Instructions to follow >> In the data below, locate each line with the word "сельское" and list it.

Exercise materials >>
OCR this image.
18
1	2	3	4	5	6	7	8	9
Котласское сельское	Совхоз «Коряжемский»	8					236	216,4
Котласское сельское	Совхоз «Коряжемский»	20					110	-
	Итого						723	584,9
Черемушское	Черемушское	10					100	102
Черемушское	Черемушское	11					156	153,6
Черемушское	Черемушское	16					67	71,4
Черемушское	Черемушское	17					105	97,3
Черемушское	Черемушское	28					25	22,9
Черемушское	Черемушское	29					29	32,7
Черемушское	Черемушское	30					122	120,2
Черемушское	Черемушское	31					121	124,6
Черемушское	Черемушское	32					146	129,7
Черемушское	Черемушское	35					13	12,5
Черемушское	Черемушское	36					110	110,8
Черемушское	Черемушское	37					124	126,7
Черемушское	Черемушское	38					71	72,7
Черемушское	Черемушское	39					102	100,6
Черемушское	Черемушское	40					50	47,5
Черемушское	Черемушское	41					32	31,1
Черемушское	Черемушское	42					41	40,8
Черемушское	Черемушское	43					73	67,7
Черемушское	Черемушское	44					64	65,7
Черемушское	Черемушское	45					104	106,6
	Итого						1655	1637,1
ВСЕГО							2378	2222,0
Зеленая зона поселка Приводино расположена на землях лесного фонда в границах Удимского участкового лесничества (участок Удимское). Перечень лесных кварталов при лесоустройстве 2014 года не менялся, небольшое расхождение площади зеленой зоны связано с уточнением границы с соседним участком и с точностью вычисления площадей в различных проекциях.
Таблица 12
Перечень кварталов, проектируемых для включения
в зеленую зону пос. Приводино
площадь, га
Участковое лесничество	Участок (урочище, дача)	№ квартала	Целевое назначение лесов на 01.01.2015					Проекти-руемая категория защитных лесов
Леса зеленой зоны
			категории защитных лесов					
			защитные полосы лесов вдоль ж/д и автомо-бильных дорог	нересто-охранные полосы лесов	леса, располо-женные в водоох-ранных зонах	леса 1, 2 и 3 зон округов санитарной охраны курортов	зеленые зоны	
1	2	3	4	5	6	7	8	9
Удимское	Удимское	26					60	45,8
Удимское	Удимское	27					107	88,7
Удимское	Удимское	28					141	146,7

Task response >>
Котласское сельское	Совхоз «Коряжемский»	8					236	216,4
Котласское сельское	Совхоз «Коряжемский»	20					110	-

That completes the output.